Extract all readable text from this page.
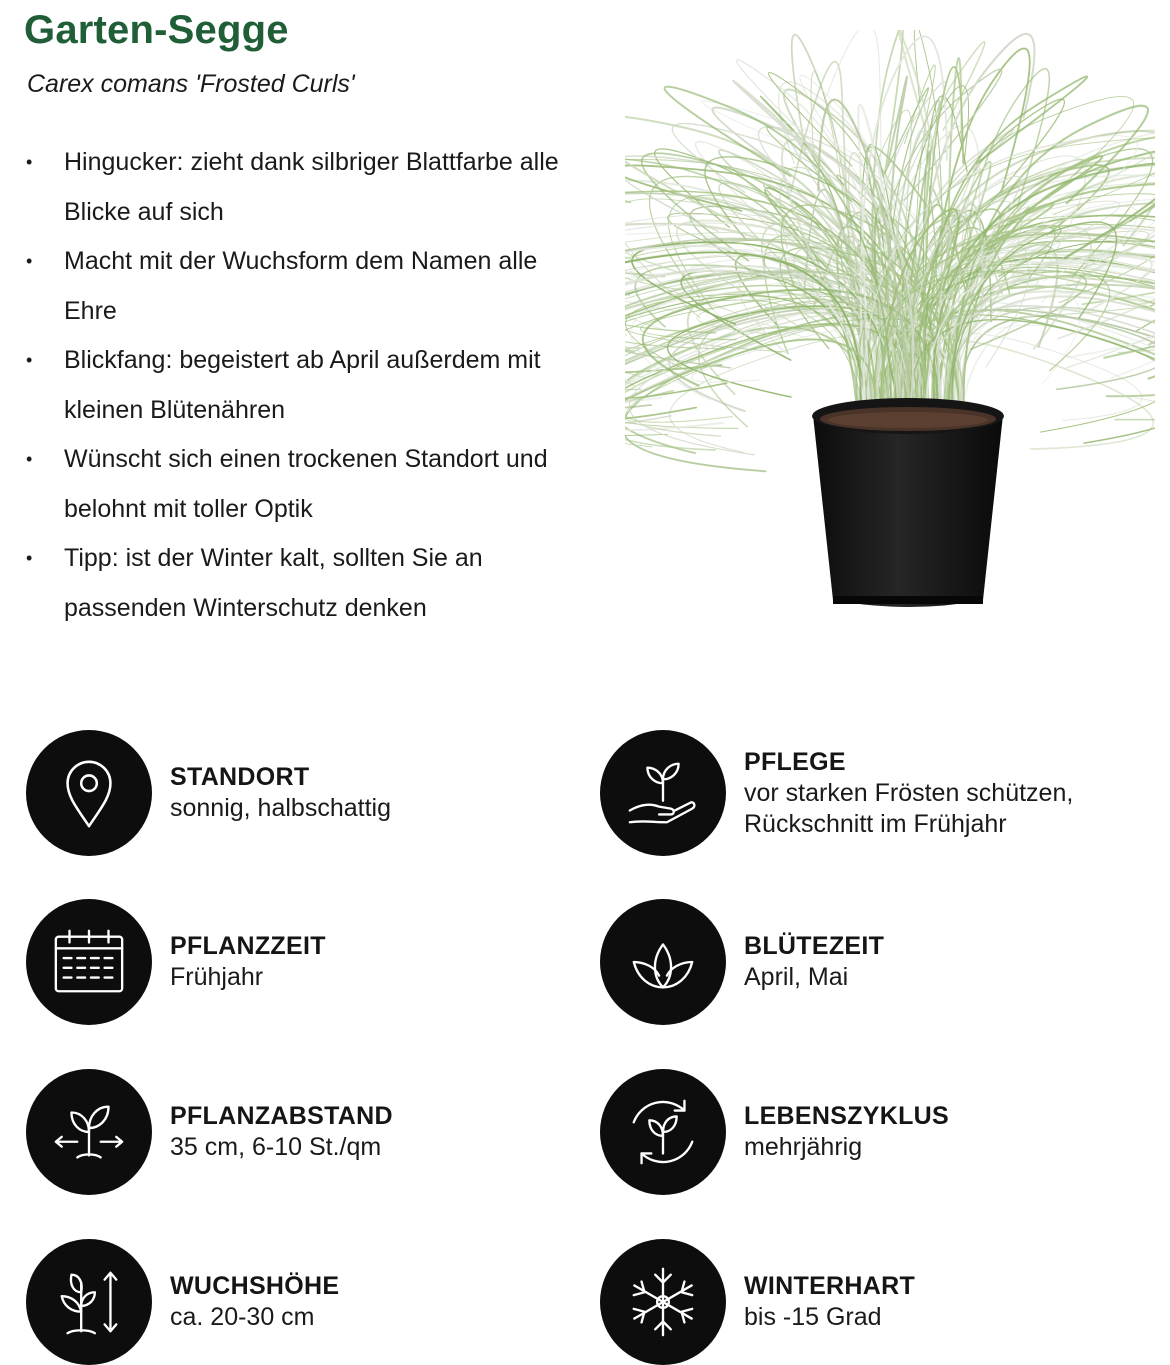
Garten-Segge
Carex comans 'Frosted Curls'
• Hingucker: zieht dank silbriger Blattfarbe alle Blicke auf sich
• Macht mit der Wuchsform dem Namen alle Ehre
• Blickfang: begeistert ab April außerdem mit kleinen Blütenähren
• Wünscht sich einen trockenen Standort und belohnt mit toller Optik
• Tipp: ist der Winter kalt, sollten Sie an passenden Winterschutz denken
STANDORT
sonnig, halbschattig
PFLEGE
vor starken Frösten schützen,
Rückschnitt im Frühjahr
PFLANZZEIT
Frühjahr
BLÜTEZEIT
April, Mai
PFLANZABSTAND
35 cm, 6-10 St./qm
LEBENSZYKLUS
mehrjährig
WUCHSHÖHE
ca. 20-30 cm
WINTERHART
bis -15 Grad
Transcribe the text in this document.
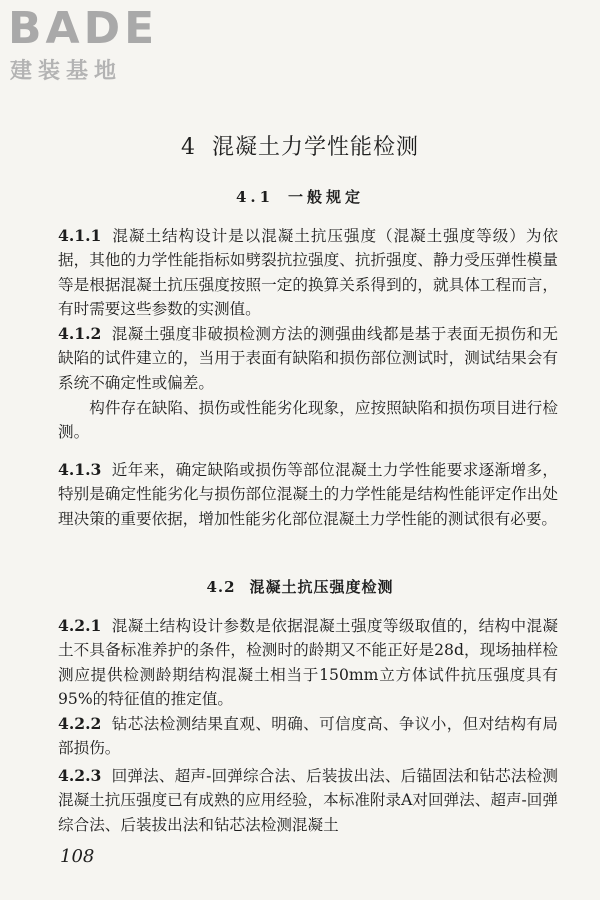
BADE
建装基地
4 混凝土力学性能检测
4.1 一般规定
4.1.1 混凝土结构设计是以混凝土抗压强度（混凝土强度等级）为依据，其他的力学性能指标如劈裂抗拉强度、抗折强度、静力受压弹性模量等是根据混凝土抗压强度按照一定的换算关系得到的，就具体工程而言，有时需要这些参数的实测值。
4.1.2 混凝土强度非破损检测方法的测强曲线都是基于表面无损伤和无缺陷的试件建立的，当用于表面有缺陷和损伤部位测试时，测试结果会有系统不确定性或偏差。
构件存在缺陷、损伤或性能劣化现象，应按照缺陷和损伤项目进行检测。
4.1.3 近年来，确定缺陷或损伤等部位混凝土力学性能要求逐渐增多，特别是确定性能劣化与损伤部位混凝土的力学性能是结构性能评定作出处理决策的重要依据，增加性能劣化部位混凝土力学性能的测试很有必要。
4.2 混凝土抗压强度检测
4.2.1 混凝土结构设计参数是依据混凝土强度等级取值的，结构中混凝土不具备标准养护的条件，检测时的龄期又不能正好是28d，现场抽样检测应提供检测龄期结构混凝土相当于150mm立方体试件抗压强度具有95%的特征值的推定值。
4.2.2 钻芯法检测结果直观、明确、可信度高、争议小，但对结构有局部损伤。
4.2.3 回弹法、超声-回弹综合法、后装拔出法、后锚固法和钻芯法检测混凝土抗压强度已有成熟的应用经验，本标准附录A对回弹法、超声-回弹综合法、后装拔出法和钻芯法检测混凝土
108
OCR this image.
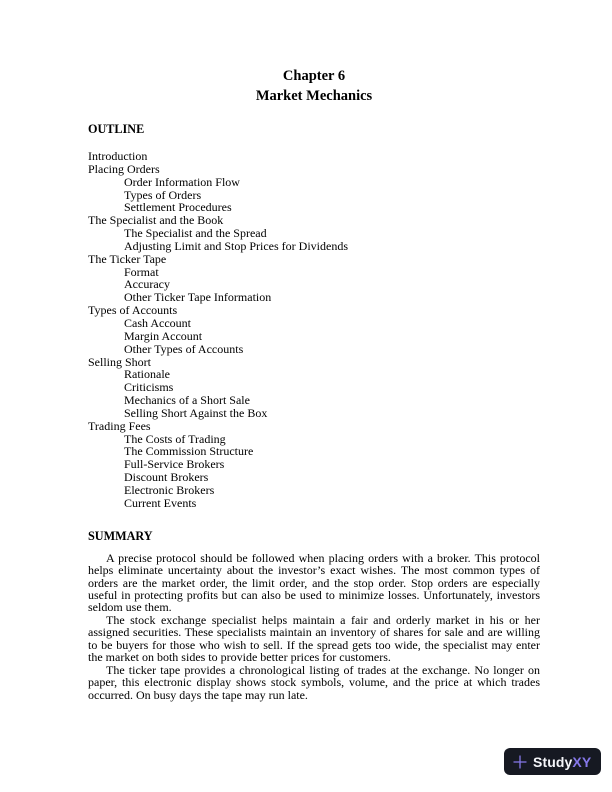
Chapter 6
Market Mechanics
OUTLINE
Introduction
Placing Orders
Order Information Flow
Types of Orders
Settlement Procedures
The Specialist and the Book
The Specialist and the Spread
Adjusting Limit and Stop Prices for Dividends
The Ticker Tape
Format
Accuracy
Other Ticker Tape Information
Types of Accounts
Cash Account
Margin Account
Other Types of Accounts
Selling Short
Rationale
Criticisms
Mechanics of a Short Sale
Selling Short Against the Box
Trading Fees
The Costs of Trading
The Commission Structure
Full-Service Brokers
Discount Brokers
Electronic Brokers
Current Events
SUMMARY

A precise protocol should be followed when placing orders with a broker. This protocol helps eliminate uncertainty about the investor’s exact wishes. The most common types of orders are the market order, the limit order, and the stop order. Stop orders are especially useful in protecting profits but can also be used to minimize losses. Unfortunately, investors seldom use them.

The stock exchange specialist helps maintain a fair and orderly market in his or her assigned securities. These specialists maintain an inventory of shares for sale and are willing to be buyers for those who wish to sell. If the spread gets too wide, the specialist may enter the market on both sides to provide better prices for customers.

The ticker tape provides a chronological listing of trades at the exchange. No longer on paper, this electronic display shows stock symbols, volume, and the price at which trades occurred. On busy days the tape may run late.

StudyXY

◆ ◆ ◆ ◆ ◆ ◆ ◆

• **Written task**
Go through the data and gather every line that holds "Brokers".

• **Answer to this task**
Full-Service Brokers
Discount Brokers
Electronic Brokers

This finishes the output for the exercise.